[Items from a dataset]
--------------------

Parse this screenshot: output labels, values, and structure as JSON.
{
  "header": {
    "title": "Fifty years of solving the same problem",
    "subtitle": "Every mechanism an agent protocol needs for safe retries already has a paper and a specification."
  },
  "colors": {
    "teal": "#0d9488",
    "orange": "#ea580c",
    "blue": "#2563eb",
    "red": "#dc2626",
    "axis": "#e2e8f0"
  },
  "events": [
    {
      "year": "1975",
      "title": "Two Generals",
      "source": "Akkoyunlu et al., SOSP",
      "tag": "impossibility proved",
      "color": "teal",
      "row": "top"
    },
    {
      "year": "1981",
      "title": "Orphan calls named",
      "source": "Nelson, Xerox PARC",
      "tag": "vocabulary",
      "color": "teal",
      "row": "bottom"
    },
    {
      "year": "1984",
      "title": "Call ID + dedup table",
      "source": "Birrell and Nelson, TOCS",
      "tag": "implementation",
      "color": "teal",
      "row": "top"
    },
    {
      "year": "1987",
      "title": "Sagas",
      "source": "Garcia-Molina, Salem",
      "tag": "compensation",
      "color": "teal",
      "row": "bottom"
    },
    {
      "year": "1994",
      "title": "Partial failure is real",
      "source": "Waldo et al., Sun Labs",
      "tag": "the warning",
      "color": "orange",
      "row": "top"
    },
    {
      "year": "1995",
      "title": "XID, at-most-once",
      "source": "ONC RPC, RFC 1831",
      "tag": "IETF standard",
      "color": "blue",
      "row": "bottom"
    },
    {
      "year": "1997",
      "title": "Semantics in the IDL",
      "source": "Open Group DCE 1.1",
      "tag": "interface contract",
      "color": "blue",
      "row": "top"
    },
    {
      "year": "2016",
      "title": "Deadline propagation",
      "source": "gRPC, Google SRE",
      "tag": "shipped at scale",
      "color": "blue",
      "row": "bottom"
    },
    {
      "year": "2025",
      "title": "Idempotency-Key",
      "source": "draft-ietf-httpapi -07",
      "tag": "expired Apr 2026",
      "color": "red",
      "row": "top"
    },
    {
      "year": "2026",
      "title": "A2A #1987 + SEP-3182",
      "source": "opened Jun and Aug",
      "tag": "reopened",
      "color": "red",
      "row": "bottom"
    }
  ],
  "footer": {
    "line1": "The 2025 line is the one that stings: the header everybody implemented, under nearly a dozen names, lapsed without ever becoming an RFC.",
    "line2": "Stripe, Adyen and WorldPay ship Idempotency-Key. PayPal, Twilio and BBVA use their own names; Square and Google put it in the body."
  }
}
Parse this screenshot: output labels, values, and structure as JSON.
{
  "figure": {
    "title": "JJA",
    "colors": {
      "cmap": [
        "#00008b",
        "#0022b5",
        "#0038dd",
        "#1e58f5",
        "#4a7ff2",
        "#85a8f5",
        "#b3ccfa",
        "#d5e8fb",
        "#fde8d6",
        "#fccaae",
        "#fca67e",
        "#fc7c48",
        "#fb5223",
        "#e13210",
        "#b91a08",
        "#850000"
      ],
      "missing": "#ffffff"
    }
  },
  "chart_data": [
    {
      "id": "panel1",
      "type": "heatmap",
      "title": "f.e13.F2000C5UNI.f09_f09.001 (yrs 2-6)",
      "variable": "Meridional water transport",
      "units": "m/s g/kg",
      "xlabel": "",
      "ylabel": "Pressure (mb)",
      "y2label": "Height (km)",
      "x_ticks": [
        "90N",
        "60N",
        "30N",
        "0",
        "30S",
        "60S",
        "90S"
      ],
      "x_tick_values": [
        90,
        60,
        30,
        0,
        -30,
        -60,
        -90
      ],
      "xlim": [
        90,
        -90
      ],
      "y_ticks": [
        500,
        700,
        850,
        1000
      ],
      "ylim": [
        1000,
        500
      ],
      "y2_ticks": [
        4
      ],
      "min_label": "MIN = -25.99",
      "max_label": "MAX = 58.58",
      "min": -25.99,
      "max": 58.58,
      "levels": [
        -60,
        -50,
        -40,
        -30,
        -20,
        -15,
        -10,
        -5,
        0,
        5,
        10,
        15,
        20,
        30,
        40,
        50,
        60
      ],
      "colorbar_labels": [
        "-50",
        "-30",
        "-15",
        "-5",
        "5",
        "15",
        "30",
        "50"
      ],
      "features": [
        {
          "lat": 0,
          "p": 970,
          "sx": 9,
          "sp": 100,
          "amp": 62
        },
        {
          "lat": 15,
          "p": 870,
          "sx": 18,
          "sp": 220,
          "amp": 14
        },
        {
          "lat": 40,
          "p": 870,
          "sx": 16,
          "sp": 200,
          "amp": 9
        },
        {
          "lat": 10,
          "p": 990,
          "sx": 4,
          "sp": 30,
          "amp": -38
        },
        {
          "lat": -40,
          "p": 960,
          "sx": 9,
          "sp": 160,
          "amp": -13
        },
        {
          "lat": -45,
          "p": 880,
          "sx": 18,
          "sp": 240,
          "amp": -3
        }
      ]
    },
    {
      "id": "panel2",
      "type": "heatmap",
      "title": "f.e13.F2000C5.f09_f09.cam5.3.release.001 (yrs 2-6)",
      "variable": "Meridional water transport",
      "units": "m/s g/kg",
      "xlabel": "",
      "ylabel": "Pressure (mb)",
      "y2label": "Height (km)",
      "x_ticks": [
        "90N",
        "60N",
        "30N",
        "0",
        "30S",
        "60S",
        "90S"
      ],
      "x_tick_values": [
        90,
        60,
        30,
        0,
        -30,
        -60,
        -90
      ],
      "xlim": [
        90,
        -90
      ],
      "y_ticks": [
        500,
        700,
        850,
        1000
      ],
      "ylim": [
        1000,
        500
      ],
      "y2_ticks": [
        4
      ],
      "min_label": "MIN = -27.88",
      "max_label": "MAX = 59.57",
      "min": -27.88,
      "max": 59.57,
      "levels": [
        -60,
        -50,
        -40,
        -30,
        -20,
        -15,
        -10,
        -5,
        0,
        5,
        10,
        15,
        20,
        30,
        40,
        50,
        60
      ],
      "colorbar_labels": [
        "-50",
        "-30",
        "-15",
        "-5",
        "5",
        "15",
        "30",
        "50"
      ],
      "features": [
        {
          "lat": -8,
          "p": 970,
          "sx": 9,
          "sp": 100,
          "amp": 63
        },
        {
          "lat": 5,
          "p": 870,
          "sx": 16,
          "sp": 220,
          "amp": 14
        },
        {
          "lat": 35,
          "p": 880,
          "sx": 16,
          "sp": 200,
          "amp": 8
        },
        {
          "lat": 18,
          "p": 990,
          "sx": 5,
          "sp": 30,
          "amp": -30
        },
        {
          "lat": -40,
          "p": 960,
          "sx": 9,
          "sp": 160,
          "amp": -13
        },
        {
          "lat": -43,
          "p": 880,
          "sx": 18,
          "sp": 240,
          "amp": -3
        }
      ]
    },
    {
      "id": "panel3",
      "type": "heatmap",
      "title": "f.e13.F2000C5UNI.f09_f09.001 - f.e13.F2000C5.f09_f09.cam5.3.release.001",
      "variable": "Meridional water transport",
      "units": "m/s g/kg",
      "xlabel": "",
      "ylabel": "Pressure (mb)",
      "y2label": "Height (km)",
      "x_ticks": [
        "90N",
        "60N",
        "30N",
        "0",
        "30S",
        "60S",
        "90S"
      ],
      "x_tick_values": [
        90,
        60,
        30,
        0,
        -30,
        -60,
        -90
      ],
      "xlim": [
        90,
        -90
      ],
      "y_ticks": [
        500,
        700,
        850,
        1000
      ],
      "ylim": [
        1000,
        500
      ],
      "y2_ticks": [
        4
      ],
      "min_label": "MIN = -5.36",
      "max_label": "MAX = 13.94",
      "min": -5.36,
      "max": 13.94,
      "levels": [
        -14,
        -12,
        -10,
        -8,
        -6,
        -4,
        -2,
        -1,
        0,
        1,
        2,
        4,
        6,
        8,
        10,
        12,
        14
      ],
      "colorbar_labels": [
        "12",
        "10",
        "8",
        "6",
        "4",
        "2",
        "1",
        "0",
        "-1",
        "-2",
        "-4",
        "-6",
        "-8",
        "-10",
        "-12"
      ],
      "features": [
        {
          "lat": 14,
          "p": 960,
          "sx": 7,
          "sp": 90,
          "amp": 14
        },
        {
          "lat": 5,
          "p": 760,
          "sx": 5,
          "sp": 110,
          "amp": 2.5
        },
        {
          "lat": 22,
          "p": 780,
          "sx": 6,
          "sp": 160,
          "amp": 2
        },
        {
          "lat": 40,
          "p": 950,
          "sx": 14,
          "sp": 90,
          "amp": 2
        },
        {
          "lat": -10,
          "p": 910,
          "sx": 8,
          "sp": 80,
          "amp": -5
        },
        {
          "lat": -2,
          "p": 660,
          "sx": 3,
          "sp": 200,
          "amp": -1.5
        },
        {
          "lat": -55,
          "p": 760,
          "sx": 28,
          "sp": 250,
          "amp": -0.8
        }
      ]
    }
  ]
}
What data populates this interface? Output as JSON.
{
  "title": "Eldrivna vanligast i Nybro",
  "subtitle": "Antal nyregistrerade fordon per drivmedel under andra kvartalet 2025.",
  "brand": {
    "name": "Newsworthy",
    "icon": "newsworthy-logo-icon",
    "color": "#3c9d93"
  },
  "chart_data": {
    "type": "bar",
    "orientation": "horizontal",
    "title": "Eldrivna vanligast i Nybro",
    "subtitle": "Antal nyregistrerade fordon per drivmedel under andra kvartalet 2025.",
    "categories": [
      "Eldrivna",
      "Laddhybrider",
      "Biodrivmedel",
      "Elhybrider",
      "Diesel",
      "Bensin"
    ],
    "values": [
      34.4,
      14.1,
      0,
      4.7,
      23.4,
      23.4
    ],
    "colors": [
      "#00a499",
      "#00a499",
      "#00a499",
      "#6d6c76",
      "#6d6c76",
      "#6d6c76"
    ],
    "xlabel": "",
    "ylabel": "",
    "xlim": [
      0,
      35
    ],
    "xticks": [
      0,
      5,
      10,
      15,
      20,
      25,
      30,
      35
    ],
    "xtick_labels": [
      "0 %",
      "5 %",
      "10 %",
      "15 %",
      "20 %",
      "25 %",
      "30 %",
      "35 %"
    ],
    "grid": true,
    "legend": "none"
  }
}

--------------------

» WHAT IS BEING ASKED:
Go through the records and gather the lines that hold "nyregistrerade".

» TASK ANSWER:
  "subtitle": "Antal nyregistrerade fordon per drivmedel under andra kvartalet 2025.",
    "subtitle": "Antal nyregistrerade fordon per drivmedel under andra kvartalet 2025.",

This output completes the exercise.